Stored rows:
^^^^

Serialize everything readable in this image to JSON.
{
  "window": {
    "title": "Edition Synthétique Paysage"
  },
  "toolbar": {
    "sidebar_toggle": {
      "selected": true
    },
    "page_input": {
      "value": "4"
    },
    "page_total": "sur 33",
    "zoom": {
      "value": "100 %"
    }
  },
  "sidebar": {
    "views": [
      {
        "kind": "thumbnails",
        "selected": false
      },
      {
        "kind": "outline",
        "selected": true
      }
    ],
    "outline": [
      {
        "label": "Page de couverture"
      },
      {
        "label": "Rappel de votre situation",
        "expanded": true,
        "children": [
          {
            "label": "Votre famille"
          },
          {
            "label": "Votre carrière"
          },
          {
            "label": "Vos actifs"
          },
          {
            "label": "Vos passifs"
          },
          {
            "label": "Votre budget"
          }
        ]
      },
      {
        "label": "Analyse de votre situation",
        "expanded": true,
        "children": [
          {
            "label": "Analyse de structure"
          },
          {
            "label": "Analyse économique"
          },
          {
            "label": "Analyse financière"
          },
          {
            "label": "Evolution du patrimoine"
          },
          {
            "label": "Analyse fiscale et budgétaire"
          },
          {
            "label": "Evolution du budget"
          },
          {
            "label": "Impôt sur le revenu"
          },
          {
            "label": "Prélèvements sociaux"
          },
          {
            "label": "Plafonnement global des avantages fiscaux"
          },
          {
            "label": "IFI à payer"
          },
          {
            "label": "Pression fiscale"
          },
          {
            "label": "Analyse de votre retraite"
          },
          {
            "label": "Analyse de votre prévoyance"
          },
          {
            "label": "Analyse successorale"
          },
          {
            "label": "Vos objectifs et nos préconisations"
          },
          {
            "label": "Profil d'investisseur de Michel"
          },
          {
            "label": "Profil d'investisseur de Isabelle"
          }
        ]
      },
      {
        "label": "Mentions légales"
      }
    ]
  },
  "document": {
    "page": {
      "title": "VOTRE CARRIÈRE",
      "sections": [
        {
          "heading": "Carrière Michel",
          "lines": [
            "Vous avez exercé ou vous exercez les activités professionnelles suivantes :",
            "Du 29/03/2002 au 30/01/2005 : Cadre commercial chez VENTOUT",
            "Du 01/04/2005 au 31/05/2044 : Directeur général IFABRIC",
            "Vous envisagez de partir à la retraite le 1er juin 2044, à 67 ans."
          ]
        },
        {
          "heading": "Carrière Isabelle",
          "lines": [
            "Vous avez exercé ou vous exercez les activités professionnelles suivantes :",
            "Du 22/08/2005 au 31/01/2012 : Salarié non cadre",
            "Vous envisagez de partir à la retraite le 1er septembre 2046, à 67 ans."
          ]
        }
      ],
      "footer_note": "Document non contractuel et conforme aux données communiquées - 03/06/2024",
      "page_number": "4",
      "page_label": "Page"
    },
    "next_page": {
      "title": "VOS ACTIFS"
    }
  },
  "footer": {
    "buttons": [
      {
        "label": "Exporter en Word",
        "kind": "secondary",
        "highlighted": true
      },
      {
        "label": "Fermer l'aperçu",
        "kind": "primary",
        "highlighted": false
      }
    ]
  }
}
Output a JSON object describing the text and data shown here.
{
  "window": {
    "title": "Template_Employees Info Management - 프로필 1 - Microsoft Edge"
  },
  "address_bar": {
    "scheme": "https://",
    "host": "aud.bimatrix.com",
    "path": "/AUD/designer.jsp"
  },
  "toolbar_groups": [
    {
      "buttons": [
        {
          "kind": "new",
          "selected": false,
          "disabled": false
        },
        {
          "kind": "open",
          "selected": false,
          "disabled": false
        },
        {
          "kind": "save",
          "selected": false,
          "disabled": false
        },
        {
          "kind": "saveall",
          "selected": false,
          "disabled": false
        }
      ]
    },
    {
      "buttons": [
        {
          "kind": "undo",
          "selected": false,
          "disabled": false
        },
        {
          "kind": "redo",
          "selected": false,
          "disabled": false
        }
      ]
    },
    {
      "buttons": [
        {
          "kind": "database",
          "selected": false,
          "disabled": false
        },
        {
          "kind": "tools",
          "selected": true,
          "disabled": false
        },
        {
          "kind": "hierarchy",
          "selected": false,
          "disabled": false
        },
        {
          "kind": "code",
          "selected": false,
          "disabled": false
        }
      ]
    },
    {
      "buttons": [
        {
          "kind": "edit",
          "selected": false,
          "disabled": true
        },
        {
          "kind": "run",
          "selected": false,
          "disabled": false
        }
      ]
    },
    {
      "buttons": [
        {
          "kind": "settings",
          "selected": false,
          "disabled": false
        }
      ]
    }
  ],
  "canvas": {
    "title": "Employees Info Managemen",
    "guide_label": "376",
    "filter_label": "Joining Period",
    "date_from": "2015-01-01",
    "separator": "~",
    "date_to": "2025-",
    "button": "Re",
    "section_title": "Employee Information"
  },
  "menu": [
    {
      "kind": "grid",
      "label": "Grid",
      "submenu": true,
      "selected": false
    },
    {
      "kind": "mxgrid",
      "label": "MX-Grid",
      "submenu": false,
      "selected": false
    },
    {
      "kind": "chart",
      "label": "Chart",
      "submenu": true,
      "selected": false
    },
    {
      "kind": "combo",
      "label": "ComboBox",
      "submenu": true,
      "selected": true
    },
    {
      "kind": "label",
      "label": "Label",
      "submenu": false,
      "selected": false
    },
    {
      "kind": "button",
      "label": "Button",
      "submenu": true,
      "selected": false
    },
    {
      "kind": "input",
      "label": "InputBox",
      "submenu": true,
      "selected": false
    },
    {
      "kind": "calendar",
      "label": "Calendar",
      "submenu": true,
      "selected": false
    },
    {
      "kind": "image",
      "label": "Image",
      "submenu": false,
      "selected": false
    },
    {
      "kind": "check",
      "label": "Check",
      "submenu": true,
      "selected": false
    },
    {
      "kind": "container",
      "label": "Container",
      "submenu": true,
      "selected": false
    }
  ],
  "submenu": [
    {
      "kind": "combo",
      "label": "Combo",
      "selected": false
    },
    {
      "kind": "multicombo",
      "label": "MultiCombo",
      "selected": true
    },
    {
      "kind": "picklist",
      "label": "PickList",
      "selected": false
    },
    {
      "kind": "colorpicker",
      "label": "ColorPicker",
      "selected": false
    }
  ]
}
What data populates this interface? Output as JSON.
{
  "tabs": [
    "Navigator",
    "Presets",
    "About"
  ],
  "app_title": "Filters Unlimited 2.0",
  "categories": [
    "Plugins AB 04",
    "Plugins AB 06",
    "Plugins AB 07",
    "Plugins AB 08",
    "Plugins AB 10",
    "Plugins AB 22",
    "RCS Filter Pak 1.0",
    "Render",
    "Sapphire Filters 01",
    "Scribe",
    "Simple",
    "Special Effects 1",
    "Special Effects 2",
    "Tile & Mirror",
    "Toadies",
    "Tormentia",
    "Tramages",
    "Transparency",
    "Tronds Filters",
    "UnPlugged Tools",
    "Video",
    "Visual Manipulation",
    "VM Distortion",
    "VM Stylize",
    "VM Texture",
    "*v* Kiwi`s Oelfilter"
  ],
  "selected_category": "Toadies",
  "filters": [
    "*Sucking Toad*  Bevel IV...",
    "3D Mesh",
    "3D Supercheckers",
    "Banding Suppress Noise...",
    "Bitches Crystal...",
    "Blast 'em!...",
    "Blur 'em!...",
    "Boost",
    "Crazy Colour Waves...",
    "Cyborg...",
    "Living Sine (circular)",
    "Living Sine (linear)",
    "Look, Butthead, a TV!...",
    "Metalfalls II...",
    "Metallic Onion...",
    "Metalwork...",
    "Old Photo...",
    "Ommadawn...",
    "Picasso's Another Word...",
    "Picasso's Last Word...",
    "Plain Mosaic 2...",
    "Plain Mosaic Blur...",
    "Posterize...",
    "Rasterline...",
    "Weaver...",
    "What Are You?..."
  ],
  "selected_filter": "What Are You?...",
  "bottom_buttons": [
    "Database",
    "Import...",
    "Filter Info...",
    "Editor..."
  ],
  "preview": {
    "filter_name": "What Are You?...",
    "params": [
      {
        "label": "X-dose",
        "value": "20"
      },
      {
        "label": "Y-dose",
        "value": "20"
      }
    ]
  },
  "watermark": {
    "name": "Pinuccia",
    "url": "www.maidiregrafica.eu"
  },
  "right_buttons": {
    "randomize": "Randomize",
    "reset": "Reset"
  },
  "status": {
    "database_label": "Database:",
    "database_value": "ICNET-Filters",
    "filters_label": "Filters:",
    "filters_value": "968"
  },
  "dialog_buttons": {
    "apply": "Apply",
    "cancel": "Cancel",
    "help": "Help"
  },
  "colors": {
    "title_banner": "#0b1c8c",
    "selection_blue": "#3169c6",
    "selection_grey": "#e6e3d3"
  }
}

^^^^

To do: Write out each line of the data that holds the string "Output".

Written answer:
Output a JSON object describing the text and data shown here.
What data populates this interface? Output as JSON.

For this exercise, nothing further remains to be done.